_EXERCISE DETAILS_
Give back the entries below verbatim.

(SUPPLIED MATERIAL begins)

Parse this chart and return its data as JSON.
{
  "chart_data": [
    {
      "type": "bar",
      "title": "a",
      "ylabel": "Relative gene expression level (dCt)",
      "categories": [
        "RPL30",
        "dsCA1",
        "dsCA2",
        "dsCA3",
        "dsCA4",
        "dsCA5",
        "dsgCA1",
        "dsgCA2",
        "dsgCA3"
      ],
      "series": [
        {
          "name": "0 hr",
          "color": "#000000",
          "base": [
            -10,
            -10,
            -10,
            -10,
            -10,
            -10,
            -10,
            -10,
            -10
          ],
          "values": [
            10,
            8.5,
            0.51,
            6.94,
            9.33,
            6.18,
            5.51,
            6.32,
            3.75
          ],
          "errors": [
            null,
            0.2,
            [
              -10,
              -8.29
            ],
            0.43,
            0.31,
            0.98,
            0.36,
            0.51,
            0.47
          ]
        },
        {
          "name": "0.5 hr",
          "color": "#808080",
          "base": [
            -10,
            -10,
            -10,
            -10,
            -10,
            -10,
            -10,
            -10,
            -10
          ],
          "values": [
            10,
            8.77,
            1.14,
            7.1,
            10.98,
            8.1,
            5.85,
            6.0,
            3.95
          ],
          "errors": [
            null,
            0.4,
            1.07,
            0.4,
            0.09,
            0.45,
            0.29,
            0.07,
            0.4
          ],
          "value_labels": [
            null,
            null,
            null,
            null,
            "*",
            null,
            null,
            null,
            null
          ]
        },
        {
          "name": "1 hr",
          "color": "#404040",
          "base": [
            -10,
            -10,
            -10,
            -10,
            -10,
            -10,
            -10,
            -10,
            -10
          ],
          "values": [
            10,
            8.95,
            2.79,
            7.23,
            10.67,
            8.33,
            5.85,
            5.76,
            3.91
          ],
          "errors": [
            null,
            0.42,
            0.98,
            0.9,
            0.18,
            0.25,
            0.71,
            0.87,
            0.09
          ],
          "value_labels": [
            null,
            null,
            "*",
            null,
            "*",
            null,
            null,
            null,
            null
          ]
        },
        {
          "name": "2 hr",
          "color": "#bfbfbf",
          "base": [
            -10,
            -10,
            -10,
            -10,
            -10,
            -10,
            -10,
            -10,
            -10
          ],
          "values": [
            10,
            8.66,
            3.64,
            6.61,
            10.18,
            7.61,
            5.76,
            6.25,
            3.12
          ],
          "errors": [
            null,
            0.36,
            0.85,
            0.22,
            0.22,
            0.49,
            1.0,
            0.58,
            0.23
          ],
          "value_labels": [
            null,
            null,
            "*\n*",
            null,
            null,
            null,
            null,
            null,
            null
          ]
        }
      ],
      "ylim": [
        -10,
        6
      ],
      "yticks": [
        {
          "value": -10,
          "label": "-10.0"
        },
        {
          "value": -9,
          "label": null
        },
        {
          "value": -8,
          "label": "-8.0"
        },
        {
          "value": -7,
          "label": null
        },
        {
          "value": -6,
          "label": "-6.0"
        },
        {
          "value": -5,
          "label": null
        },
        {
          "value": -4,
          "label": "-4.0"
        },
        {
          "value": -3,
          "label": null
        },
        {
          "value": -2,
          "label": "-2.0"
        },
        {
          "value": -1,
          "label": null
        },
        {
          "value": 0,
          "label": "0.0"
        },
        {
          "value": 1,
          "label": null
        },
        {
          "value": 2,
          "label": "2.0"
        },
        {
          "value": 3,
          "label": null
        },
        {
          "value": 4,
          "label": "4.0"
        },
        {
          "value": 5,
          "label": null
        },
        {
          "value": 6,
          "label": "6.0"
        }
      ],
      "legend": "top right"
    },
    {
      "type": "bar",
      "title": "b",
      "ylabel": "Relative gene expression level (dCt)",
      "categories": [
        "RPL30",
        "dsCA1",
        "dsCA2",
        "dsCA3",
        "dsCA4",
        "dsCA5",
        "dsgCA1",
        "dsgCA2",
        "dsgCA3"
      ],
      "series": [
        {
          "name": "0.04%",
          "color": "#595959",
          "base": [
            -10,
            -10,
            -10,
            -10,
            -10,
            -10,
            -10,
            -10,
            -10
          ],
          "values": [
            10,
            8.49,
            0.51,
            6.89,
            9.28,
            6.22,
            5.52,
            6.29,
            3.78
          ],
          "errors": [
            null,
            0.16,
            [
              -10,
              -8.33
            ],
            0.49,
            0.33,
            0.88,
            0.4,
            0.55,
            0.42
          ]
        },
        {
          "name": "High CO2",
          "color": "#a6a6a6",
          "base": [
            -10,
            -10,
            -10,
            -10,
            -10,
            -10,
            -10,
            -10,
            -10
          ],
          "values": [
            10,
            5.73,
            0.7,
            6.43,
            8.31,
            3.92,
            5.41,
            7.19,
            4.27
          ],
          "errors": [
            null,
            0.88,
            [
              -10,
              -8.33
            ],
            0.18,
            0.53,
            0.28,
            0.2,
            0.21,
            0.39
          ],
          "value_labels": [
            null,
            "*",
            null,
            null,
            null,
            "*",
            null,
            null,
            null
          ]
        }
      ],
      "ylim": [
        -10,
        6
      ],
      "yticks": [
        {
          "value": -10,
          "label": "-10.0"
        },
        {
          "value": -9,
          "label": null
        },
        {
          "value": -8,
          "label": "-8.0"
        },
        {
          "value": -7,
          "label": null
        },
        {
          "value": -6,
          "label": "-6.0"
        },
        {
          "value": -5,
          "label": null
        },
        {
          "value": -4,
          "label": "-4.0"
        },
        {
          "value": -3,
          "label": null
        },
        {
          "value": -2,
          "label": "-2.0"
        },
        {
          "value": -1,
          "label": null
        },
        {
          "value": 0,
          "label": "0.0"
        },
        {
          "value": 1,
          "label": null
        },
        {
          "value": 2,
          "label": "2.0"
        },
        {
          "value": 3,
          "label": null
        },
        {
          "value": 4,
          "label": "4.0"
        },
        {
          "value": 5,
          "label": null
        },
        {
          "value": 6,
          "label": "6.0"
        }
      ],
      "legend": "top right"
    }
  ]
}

(SUPPLIED MATERIAL ends)

_EXPECTED ANSWER_
Parse this chart and return its data as JSON.
{
  "chart_data": [
    {
      "type": "bar",
      "title": "a",
      "ylabel": "Relative gene expression level (dCt)",
      "categories": [
        "RPL30",
        "dsCA1",
        "dsCA2",
        "dsCA3",
        "dsCA4",
        "dsCA5",
        "dsgCA1",
        "dsgCA2",
        "dsgCA3"
      ],
      "series": [
        {
          "name": "0 hr",
          "color": "#000000",
          "base": [
            -10,
            -10,
            -10,
            -10,
            -10,
            -10,
            -10,
            -10,
            -10
          ],
          "values": [
            10,
            8.5,
            0.51,
            6.94,
            9.33,
            6.18,
            5.51,
            6.32,
            3.75
          ],
          "errors": [
            null,
            0.2,
            [
              -10,
              -8.29
            ],
            0.43,
            0.31,
            0.98,
            0.36,
            0.51,
            0.47
          ]
        },
        {
          "name": "0.5 hr",
          "color": "#808080",
          "base": [
            -10,
            -10,
            -10,
            -10,
            -10,
            -10,
            -10,
            -10,
            -10
          ],
          "values": [
            10,
            8.77,
            1.14,
            7.1,
            10.98,
            8.1,
            5.85,
            6.0,
            3.95
          ],
          "errors": [
            null,
            0.4,
            1.07,
            0.4,
            0.09,
            0.45,
            0.29,
            0.07,
            0.4
          ],
          "value_labels": [
            null,
            null,
            null,
            null,
            "*",
            null,
            null,
            null,
            null
          ]
        },
        {
          "name": "1 hr",
          "color": "#404040",
          "base": [
            -10,
            -10,
            -10,
            -10,
            -10,
            -10,
            -10,
            -10,
            -10
          ],
          "values": [
            10,
            8.95,
            2.79,
            7.23,
            10.67,
            8.33,
            5.85,
            5.76,
            3.91
          ],
          "errors": [
            null,
            0.42,
            0.98,
            0.9,
            0.18,
            0.25,
            0.71,
            0.87,
            0.09
          ],
          "value_labels": [
            null,
            null,
            "*",
            null,
            "*",
            null,
            null,
            null,
            null
          ]
        },
        {
          "name": "2 hr",
          "color": "#bfbfbf",
          "base": [
            -10,
            -10,
            -10,
            -10,
            -10,
            -10,
            -10,
            -10,
            -10
          ],
          "values": [
            10,
            8.66,
            3.64,
            6.61,
            10.18,
            7.61,
            5.76,
            6.25,
            3.12
          ],
          "errors": [
            null,
            0.36,
            0.85,
            0.22,
            0.22,
            0.49,
            1.0,
            0.58,
            0.23
          ],
          "value_labels": [
            null,
            null,
            "*\n*",
            null,
            null,
            null,
            null,
            null,
            null
          ]
        }
      ],
      "ylim": [
        -10,
        6
      ],
      "yticks": [
        {
          "value": -10,
          "label": "-10.0"
        },
        {
          "value": -9,
          "label": null
        },
        {
          "value": -8,
          "label": "-8.0"
        },
        {
          "value": -7,
          "label": null
        },
        {
          "value": -6,
          "label": "-6.0"
        },
        {
          "value": -5,
          "label": null
        },
        {
          "value": -4,
          "label": "-4.0"
        },
        {
          "value": -3,
          "label": null
        },
        {
          "value": -2,
          "label": "-2.0"
        },
        {
          "value": -1,
          "label": null
        },
        {
          "value": 0,
          "label": "0.0"
        },
        {
          "value": 1,
          "label": null
        },
        {
          "value": 2,
          "label": "2.0"
        },
        {
          "value": 3,
          "label": null
        },
        {
          "value": 4,
          "label": "4.0"
        },
        {
          "value": 5,
          "label": null
        },
        {
          "value": 6,
          "label": "6.0"
        }
      ],
      "legend": "top right"
    },
    {
      "type": "bar",
      "title": "b",
      "ylabel": "Relative gene expression level (dCt)",
      "categories": [
        "RPL30",
        "dsCA1",
        "dsCA2",
        "dsCA3",
        "dsCA4",
        "dsCA5",
        "dsgCA1",
        "dsgCA2",
        "dsgCA3"
      ],
      "series": [
        {
          "name": "0.04%",
          "color": "#595959",
          "base": [
            -10,
            -10,
            -10,
            -10,
            -10,
            -10,
            -10,
            -10,
            -10
          ],
          "values": [
            10,
            8.49,
            0.51,
            6.89,
            9.28,
            6.22,
            5.52,
            6.29,
            3.78
          ],
          "errors": [
            null,
            0.16,
            [
              -10,
              -8.33
            ],
            0.49,
            0.33,
            0.88,
            0.4,
            0.55,
            0.42
          ]
        },
        {
          "name": "High CO2",
          "color": "#a6a6a6",
          "base": [
            -10,
            -10,
            -10,
            -10,
            -10,
            -10,
            -10,
            -10,
            -10
          ],
          "values": [
            10,
            5.73,
            0.7,
            6.43,
            8.31,
            3.92,
            5.41,
            7.19,
            4.27
          ],
          "errors": [
            null,
            0.88,
            [
              -10,
              -8.33
            ],
            0.18,
            0.53,
            0.28,
            0.2,
            0.21,
            0.39
          ],
          "value_labels": [
            null,
            "*",
            null,
            null,
            null,
            "*",
            null,
            null,
            null
          ]
        }
      ],
      "ylim": [
        -10,
        6
      ],
      "yticks": [
        {
          "value": -10,
          "label": "-10.0"
        },
        {
          "value": -9,
          "label": null
        },
        {
          "value": -8,
          "label": "-8.0"
        },
        {
          "value": -7,
          "label": null
        },
        {
          "value": -6,
          "label": "-6.0"
        },
        {
          "value": -5,
          "label": null
        },
        {
          "value": -4,
          "label": "-4.0"
        },
        {
          "value": -3,
          "label": null
        },
        {
          "value": -2,
          "label": "-2.0"
        },
        {
          "value": -1,
          "label": null
        },
        {
          "value": 0,
          "label": "0.0"
        },
        {
          "value": 1,
          "label": null
        },
        {
          "value": 2,
          "label": "2.0"
        },
        {
          "value": 3,
          "label": null
        },
        {
          "value": 4,
          "label": "4.0"
        },
        {
          "value": 5,
          "label": null
        },
        {
          "value": 6,
          "label": "6.0"
        }
      ],
      "legend": "top right"
    }
  ]
}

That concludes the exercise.